◆ PASSAGE SHOWN:
* Begin *
Held – on appeal – that Rule 52 of the Magistrates Court Rules provides for procedure to be followed – Challenge to be raised by way of notice to applicant.
Held further – that the trial court should have afforded the deponent the opportunity to prove his authorisation to act on behalf of the applicant.
1. This is an appeal against the order of the Regional Magistrate for the Regional Division of Mpumalanga sitting in Middleburg in which he dismissed an application for rescission of judgment. The learned magistrate dismissed the application for reasons that the deponent to the affidavits in support of the application (the appellant’s managing director) did not have the authority to bring the application on behalf of the appellant as no resolution to that effect was attached to his founding affidavit.
* End *
Stored items:
* Begin *
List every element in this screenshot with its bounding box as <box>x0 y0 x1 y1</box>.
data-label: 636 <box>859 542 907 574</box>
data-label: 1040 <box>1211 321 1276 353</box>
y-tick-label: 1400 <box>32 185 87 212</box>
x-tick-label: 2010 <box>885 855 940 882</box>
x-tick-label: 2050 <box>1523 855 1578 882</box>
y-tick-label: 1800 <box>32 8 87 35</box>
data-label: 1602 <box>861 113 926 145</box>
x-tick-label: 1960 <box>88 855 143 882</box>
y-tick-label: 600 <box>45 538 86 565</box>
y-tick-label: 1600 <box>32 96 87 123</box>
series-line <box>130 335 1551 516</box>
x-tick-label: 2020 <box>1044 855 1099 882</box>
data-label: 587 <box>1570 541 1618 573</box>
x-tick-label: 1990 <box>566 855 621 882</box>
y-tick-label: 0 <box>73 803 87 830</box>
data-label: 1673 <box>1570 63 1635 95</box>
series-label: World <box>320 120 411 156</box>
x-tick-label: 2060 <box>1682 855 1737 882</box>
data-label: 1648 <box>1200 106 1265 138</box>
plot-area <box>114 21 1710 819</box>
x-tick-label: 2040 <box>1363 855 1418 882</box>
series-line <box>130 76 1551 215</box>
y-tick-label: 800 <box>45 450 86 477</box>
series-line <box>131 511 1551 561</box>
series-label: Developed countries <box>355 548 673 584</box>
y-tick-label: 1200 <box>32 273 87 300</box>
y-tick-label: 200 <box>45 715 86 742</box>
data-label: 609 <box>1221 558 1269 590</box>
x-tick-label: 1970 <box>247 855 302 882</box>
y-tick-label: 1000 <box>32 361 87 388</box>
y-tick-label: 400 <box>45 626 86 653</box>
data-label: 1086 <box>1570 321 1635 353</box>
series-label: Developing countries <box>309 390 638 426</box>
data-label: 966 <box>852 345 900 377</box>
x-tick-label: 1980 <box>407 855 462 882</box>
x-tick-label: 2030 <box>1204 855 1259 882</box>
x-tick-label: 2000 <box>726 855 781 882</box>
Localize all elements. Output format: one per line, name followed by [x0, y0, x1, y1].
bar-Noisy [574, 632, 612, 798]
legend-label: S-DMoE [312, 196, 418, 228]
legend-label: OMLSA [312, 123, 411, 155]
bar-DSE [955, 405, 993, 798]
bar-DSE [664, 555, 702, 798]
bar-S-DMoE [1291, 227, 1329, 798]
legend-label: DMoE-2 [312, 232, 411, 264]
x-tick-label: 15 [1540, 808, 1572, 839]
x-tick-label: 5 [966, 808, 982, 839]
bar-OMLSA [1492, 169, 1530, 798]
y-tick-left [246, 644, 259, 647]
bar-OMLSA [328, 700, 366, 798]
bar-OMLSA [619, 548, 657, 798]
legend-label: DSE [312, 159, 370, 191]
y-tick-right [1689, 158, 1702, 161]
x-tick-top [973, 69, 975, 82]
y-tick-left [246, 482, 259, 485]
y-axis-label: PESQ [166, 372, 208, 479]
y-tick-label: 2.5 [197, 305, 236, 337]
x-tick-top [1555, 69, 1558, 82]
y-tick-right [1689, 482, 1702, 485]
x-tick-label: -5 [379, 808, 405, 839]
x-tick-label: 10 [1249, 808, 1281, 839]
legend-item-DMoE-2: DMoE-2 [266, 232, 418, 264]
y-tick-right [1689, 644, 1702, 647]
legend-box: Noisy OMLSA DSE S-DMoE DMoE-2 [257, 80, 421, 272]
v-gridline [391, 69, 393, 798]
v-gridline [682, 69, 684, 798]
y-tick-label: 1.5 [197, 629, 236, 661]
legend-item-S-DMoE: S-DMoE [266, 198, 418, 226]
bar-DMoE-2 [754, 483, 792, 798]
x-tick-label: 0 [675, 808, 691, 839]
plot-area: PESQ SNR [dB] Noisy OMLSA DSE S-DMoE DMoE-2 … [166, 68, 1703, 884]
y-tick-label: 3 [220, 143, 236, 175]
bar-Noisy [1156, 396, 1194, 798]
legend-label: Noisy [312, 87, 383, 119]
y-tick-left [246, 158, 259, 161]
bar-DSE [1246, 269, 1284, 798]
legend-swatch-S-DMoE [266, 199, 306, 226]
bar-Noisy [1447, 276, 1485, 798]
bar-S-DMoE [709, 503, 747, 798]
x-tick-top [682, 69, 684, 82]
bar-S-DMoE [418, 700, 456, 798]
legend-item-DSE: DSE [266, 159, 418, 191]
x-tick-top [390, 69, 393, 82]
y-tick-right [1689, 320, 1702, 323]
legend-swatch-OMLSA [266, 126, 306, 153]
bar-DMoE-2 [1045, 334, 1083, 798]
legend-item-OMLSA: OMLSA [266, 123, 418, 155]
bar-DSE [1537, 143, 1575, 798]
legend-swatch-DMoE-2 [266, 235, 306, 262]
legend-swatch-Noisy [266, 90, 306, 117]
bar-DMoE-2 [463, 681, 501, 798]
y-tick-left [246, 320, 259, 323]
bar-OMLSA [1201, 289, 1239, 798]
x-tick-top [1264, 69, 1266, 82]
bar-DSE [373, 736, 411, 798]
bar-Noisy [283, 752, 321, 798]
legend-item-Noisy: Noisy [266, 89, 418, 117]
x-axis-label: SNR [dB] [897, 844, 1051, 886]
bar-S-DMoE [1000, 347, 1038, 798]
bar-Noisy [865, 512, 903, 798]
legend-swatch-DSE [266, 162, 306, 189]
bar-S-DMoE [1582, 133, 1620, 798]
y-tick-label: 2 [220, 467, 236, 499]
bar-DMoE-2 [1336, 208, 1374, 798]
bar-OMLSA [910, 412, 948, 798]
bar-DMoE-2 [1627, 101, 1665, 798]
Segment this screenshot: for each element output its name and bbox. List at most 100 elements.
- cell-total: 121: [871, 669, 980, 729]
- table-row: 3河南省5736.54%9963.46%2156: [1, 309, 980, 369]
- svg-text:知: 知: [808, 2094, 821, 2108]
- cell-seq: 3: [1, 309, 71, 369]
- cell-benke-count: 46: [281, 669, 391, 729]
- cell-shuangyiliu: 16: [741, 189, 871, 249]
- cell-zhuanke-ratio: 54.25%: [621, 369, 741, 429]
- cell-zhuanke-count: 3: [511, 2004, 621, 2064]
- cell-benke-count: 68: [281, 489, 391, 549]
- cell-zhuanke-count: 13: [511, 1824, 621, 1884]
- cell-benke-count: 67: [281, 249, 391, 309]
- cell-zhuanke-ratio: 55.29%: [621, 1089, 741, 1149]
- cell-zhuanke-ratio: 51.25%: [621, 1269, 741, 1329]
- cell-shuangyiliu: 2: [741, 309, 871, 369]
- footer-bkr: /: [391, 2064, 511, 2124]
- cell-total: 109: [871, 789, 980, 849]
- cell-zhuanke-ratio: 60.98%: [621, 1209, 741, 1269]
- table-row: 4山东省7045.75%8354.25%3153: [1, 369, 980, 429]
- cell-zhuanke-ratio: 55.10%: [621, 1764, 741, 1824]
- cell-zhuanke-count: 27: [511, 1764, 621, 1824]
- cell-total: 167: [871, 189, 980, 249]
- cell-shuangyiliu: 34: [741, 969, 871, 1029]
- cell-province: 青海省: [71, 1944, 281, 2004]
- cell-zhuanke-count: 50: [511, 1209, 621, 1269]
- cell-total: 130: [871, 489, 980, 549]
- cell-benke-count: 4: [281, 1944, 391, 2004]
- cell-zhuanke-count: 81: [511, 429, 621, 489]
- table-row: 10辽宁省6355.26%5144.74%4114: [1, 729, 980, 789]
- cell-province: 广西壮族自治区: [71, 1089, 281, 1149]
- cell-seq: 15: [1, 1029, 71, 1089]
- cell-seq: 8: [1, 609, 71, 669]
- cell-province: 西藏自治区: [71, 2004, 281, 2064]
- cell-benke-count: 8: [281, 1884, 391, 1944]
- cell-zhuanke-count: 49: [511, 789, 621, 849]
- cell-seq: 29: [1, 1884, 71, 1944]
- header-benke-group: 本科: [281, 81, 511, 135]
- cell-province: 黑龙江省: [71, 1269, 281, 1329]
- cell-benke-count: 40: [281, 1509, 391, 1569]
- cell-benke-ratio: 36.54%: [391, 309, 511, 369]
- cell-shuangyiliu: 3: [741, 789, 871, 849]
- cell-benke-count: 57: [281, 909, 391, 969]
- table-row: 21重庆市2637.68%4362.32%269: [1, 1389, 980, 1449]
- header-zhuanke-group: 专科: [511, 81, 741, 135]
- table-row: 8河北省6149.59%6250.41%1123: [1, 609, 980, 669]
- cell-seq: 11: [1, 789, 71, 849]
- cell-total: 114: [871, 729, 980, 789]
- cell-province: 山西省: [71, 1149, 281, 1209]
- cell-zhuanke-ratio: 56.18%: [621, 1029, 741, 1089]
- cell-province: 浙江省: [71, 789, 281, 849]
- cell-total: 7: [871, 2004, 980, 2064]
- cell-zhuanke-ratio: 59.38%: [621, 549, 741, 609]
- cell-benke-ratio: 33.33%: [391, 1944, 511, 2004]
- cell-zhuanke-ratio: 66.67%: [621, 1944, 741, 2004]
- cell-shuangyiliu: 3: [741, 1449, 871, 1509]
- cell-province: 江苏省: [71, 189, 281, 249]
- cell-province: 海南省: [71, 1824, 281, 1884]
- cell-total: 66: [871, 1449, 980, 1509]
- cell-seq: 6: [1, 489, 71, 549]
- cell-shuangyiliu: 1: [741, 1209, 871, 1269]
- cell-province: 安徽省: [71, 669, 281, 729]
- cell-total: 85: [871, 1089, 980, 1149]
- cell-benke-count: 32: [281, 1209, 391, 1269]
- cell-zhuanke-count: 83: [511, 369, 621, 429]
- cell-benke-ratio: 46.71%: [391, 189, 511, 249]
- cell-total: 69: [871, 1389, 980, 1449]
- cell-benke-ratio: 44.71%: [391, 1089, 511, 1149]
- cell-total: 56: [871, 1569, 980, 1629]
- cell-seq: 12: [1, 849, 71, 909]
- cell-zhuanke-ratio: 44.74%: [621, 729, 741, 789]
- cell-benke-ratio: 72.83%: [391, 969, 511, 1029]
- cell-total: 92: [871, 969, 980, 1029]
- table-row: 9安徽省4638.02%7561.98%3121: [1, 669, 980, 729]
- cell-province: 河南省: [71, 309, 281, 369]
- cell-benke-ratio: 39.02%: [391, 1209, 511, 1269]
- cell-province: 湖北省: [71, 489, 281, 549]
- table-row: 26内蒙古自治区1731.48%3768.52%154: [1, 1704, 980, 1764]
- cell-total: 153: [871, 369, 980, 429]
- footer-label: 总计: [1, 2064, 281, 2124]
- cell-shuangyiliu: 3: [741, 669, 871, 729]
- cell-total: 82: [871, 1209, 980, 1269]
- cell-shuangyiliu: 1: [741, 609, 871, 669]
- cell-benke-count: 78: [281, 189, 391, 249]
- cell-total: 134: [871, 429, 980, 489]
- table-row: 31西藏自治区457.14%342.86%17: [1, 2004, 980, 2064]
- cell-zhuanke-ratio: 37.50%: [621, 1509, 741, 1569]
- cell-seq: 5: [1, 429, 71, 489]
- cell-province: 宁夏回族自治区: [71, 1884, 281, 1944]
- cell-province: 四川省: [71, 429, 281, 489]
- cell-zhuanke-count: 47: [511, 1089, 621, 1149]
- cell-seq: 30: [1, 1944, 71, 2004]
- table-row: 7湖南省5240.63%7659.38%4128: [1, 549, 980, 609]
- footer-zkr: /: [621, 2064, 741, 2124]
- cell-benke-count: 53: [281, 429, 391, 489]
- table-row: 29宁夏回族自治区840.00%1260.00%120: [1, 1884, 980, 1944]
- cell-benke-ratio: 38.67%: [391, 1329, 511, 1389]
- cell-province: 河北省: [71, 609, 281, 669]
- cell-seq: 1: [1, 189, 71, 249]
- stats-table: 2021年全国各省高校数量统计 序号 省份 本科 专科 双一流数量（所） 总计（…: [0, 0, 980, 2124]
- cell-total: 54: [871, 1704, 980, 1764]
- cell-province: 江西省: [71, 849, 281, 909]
* End *
◆ GOAL A:
In the appeal judgment excerpt, why did the magistrate dismiss the application for rescission of judgment?
◆ GOAL B:
Carry on the appeal judgment excerpt from its final sentence.
The stored items are separate from the appeal judgment excerpt.

◆ WRITTEN ANSWER A:
He found that the deponent, the appellant's managing director, lacked authority to bring the application because no resolution granting it was attached to his founding affidavit.

◆ WRITTEN ANSWER B:
2. Background: The judgment sought to be rescinded was granted by default after the appellant failed to enter a notice to defend the action. Summons in the action had been served by the sheriff by affixing them to the door at the registered address of the appellant. In its application for rescission of judgment, the appellant averred that no summons was received by any of its employees and that it could not have been served at its registered address since the service was done during business hours and employees would have been present at the said address making it unnecessary to affix it to the door. The appellant only became aware of the default judgment when a warrant of execution was served on its managing director on 17 May 2018 and the rescission of judgment was launched thereafter only to be heard and dismissed on 19 July 2018. In an affidavit filed for the appellant, detailed reasons are advanced as a defence to the action by the respondent.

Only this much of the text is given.